Available data –

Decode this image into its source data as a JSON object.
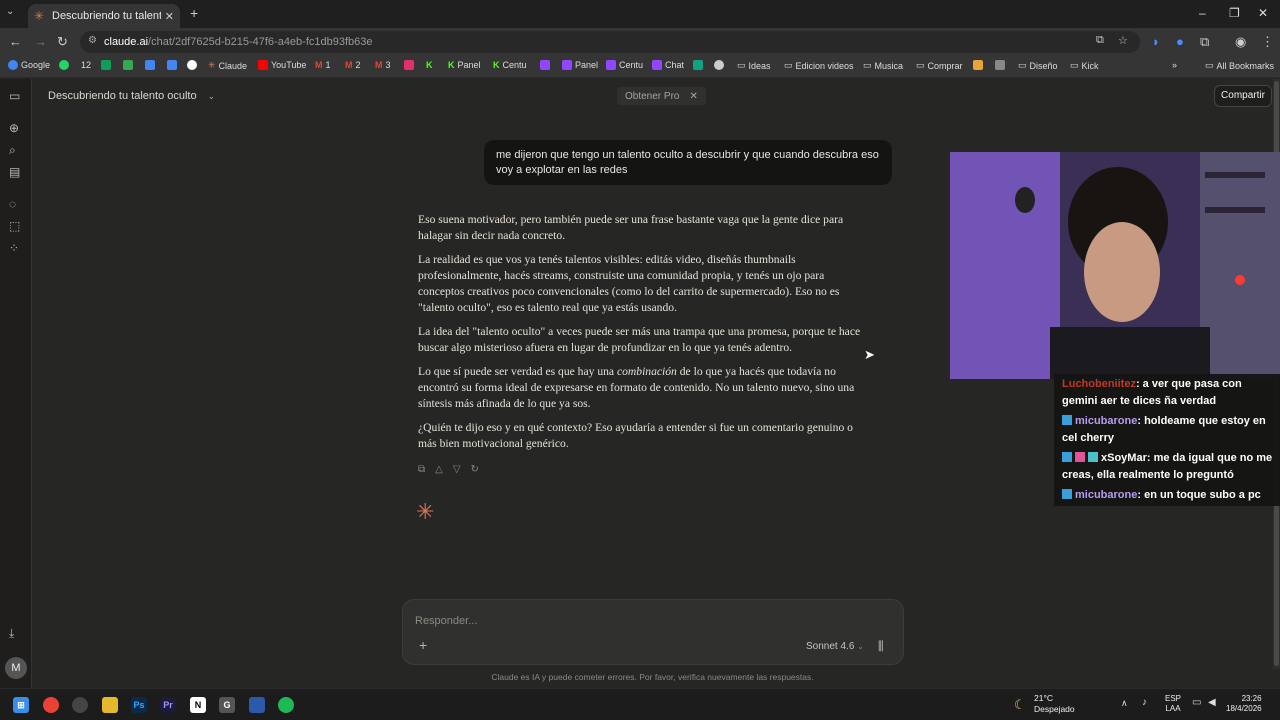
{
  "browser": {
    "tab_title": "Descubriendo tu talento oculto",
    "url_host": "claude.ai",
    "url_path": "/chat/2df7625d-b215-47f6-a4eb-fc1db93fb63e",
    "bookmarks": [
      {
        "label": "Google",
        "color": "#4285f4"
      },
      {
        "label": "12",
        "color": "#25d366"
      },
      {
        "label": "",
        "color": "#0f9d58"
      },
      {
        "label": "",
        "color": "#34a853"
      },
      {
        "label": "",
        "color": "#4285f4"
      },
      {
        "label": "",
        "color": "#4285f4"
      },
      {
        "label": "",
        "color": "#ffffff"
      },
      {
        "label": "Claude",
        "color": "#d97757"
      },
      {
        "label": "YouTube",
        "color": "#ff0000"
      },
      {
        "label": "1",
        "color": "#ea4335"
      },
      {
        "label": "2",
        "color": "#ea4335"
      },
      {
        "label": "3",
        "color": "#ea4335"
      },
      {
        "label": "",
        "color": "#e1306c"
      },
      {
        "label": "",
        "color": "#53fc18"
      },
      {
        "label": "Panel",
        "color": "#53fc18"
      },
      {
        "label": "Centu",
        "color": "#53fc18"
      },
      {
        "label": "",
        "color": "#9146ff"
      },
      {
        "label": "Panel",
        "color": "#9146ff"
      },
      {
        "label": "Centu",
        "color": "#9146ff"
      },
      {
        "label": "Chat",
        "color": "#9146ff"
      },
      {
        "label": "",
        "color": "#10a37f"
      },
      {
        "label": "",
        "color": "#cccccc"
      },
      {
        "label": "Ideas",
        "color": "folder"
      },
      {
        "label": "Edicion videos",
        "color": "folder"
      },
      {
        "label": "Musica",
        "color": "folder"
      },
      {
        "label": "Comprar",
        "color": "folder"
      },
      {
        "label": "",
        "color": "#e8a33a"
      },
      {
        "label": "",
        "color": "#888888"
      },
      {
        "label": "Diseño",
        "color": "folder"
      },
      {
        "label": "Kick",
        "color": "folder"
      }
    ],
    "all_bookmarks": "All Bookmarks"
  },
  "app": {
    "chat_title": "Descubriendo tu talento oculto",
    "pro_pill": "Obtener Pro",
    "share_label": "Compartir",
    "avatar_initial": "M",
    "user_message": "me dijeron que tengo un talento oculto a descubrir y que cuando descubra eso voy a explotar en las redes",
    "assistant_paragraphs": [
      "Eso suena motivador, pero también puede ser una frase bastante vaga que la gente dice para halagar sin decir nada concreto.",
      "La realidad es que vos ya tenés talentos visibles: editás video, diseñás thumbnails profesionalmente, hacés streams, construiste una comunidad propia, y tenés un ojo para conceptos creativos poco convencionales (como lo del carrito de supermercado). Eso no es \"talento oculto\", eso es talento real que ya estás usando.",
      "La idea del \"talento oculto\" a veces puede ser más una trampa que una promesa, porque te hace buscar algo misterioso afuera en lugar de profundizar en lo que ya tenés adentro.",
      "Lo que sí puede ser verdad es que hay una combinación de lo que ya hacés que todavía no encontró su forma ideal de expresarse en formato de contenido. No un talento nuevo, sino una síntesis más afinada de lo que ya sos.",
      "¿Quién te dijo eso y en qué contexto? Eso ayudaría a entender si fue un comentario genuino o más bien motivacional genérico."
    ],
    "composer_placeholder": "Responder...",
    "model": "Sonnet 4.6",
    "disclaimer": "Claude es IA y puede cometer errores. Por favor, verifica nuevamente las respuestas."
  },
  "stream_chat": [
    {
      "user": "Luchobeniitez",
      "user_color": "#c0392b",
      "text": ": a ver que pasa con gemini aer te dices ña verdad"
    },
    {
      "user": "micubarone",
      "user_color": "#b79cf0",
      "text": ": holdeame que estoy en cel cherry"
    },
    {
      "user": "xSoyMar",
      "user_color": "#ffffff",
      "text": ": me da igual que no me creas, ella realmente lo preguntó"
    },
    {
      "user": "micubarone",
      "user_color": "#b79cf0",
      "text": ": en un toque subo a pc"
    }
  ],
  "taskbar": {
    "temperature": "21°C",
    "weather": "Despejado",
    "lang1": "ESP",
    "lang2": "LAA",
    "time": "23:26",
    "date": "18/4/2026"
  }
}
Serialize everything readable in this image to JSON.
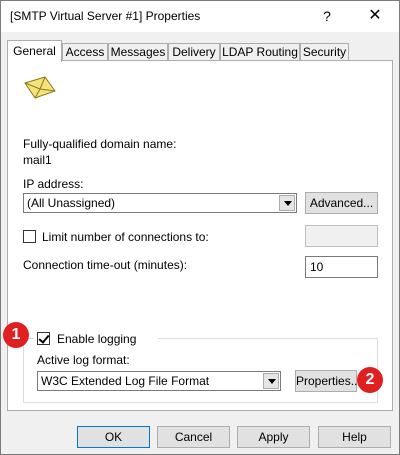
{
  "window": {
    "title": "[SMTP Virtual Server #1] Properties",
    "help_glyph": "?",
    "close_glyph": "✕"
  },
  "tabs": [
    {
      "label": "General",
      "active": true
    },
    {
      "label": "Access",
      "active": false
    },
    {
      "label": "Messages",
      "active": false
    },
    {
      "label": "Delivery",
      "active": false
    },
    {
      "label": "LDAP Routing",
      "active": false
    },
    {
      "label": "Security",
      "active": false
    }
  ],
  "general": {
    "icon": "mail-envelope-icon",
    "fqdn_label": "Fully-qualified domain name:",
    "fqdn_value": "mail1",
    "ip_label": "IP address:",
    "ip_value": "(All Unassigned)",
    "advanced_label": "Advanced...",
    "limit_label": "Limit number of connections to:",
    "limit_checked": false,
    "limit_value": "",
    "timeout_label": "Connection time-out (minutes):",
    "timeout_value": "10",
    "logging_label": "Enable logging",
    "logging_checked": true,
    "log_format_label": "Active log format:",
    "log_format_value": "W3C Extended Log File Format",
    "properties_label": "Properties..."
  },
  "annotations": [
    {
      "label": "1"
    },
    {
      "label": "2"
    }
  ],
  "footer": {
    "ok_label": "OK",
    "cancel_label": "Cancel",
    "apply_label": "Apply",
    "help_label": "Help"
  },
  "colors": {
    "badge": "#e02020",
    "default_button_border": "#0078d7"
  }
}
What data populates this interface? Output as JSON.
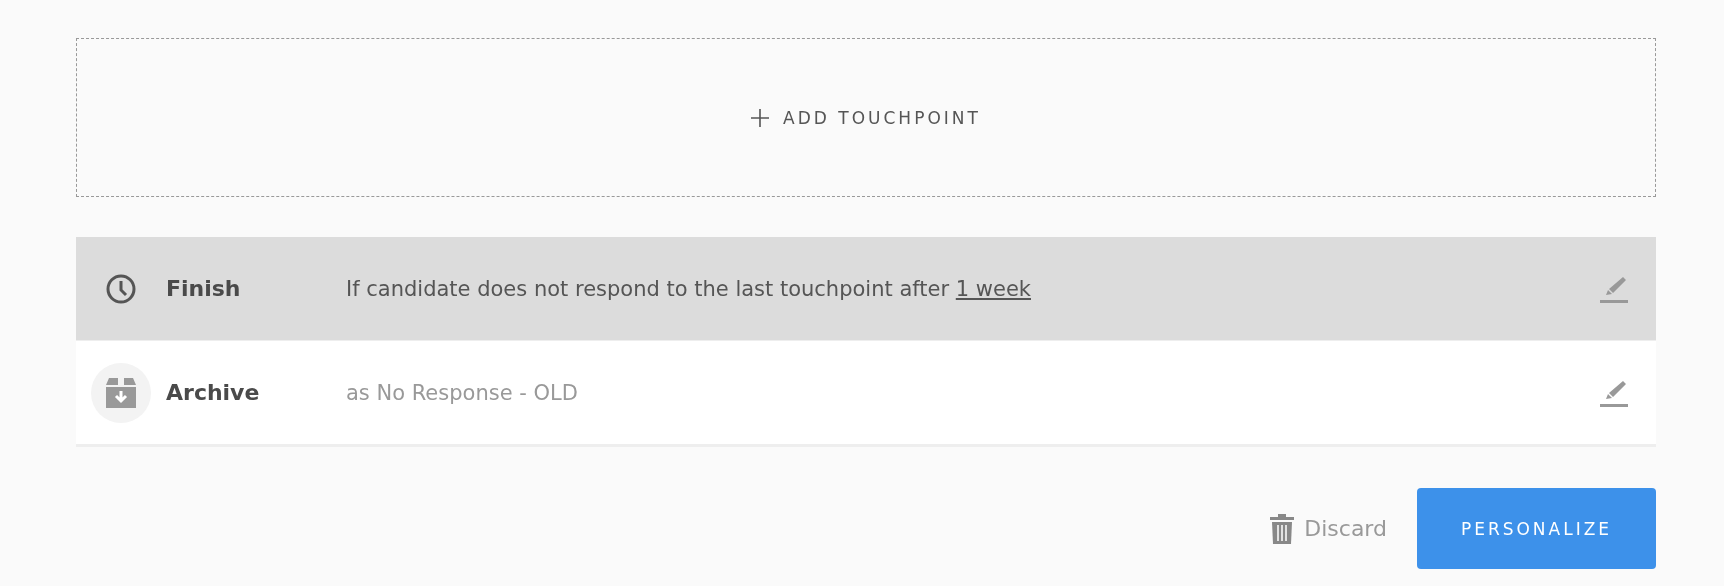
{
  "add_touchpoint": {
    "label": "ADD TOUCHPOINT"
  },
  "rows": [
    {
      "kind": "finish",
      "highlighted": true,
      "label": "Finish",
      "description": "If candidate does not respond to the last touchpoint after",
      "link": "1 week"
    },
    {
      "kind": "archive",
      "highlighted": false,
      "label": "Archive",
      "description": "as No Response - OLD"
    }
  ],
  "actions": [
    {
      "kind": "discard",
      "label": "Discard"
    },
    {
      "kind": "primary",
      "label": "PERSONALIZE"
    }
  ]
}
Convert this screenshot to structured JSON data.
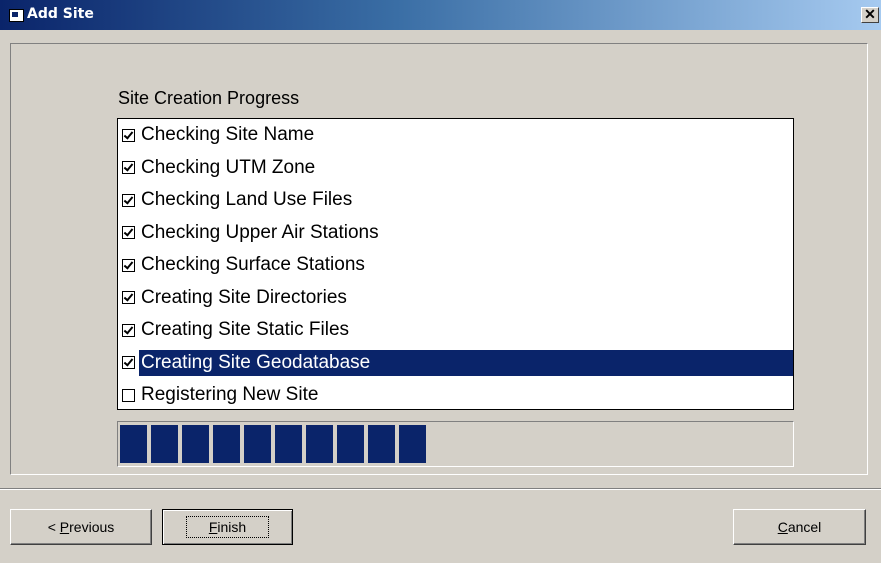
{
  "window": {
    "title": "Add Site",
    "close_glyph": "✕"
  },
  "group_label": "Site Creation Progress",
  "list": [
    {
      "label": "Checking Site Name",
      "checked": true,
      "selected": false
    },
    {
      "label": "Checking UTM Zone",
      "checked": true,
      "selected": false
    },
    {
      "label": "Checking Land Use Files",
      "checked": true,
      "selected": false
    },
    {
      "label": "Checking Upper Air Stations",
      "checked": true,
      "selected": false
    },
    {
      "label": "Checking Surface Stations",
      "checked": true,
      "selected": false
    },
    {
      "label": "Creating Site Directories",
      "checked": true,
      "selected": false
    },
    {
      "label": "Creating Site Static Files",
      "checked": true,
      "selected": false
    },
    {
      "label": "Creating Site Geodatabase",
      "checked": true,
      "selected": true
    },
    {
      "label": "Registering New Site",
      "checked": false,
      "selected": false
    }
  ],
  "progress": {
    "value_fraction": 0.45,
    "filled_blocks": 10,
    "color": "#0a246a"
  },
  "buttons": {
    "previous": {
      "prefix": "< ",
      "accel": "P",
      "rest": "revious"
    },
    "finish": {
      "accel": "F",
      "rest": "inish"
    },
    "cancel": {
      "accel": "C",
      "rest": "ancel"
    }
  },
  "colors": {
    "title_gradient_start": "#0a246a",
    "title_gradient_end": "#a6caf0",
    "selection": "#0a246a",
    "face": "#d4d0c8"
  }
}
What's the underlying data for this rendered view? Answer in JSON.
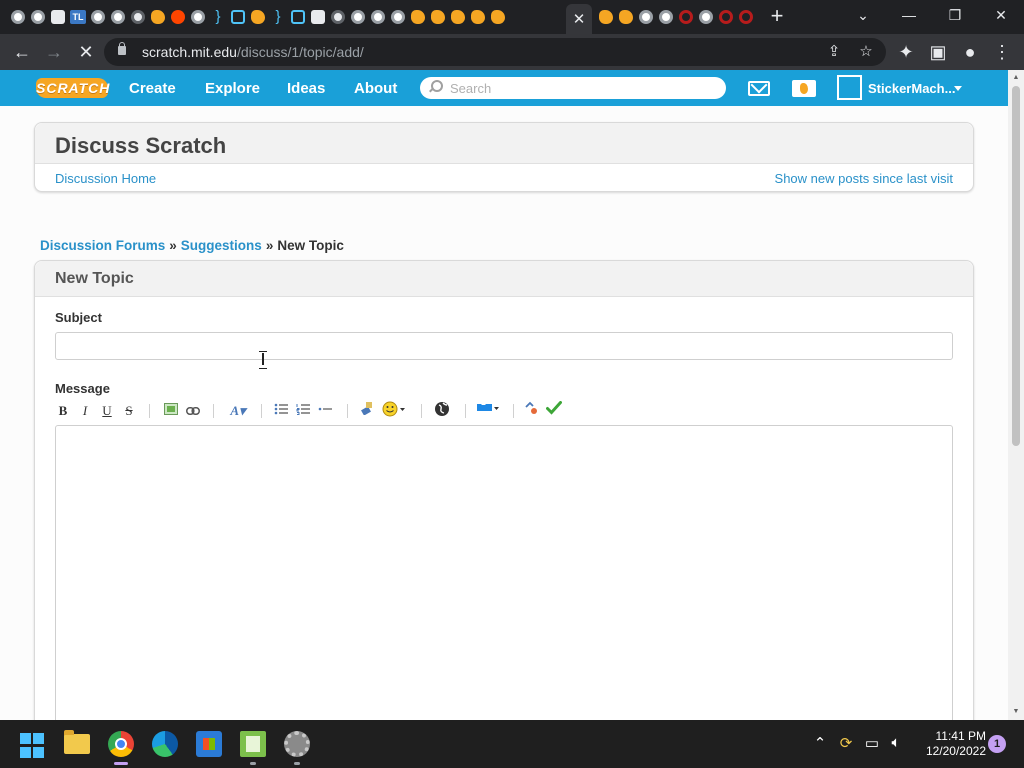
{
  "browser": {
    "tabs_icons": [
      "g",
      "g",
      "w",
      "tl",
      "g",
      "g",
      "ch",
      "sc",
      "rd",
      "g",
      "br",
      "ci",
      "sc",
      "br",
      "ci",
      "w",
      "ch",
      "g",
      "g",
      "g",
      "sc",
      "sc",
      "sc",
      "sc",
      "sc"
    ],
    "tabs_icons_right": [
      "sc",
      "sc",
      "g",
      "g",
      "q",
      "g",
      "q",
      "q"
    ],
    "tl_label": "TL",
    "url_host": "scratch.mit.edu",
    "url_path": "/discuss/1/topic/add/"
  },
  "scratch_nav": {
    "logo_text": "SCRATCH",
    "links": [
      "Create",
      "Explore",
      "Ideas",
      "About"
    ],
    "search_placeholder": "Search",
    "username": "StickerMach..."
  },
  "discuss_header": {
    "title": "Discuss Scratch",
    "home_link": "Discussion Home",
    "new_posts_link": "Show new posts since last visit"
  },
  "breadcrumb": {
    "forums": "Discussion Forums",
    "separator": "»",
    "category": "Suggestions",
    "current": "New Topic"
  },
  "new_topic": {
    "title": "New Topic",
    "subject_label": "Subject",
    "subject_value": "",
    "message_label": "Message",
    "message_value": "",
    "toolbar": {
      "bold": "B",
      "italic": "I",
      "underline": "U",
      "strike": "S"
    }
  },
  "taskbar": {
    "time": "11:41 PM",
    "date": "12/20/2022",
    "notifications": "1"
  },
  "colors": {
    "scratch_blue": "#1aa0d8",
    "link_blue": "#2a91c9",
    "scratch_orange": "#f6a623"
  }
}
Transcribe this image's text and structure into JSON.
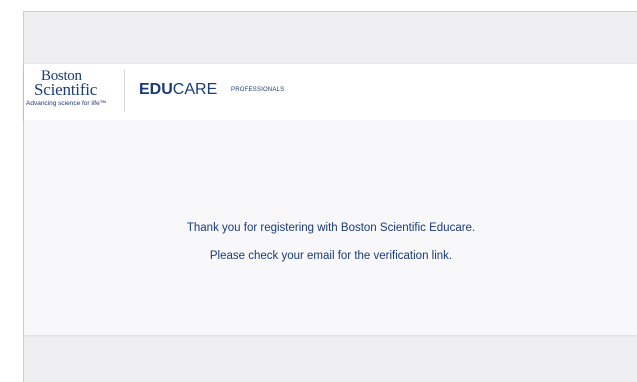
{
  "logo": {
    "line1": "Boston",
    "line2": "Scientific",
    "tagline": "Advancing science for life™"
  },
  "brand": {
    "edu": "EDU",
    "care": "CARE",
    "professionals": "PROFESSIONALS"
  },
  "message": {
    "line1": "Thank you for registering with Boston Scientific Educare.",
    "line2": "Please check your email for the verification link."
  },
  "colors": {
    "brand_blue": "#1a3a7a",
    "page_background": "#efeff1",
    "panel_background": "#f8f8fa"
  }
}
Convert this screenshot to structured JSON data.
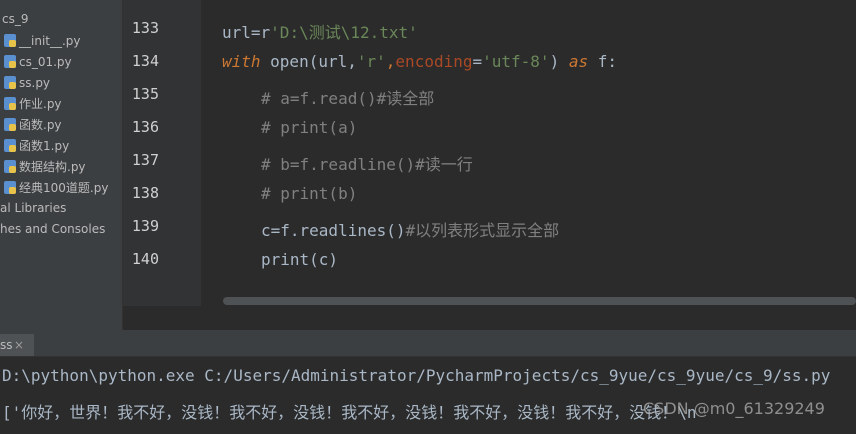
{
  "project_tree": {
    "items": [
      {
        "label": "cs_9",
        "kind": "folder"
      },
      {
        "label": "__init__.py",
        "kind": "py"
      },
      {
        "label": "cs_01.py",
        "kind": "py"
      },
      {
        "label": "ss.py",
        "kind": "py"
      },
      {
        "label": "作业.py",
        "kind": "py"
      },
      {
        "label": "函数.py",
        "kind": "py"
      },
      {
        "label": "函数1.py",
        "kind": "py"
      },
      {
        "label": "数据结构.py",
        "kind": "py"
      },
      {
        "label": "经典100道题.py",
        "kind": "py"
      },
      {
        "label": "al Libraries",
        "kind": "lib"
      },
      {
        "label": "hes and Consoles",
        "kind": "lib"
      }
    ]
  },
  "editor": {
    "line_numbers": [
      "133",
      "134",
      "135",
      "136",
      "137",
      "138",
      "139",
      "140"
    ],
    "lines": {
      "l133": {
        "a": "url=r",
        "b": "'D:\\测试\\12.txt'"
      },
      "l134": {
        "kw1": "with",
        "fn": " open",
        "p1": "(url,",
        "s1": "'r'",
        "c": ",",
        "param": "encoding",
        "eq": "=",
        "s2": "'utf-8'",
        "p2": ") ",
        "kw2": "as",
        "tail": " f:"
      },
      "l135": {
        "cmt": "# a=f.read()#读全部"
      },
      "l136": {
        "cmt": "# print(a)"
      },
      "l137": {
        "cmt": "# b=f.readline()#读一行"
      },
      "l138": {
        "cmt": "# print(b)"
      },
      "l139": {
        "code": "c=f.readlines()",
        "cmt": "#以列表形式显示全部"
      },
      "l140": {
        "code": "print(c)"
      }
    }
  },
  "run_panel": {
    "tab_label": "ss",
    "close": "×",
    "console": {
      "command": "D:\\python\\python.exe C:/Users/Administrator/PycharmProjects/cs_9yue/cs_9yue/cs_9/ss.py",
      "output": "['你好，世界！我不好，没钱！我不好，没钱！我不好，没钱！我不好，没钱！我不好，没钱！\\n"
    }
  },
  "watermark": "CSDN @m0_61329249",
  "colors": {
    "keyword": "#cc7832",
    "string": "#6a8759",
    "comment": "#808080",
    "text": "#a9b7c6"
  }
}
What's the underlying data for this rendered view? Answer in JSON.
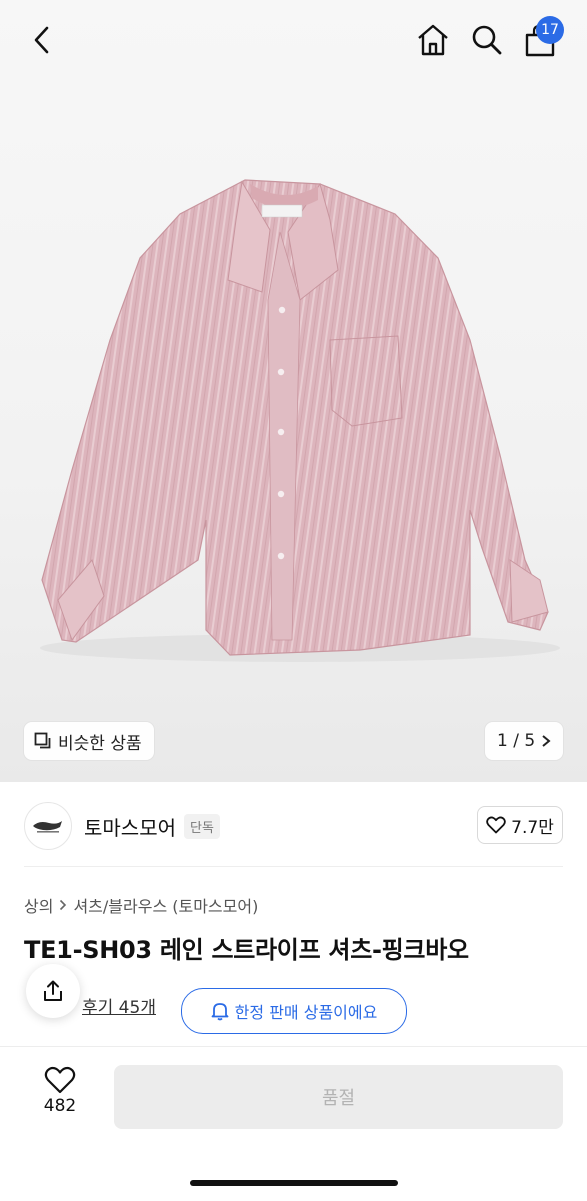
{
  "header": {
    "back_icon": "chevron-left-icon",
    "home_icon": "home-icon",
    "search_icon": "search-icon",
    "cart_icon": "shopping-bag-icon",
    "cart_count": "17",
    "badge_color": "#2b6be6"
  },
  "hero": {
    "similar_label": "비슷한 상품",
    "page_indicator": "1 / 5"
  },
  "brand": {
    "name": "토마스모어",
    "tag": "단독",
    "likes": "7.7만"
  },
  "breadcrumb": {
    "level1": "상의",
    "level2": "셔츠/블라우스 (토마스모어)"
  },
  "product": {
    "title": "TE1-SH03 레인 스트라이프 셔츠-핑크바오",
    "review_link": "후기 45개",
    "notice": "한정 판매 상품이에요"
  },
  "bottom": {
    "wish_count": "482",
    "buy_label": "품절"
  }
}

Goal of the exercise –
Search the records above for "Creating". Copy each line where it is found.

Worked answer –
      "label": "Creating Site Directories",
      "label": "Creating Site Static Files",
      "label": "Creating Site Geodatabase",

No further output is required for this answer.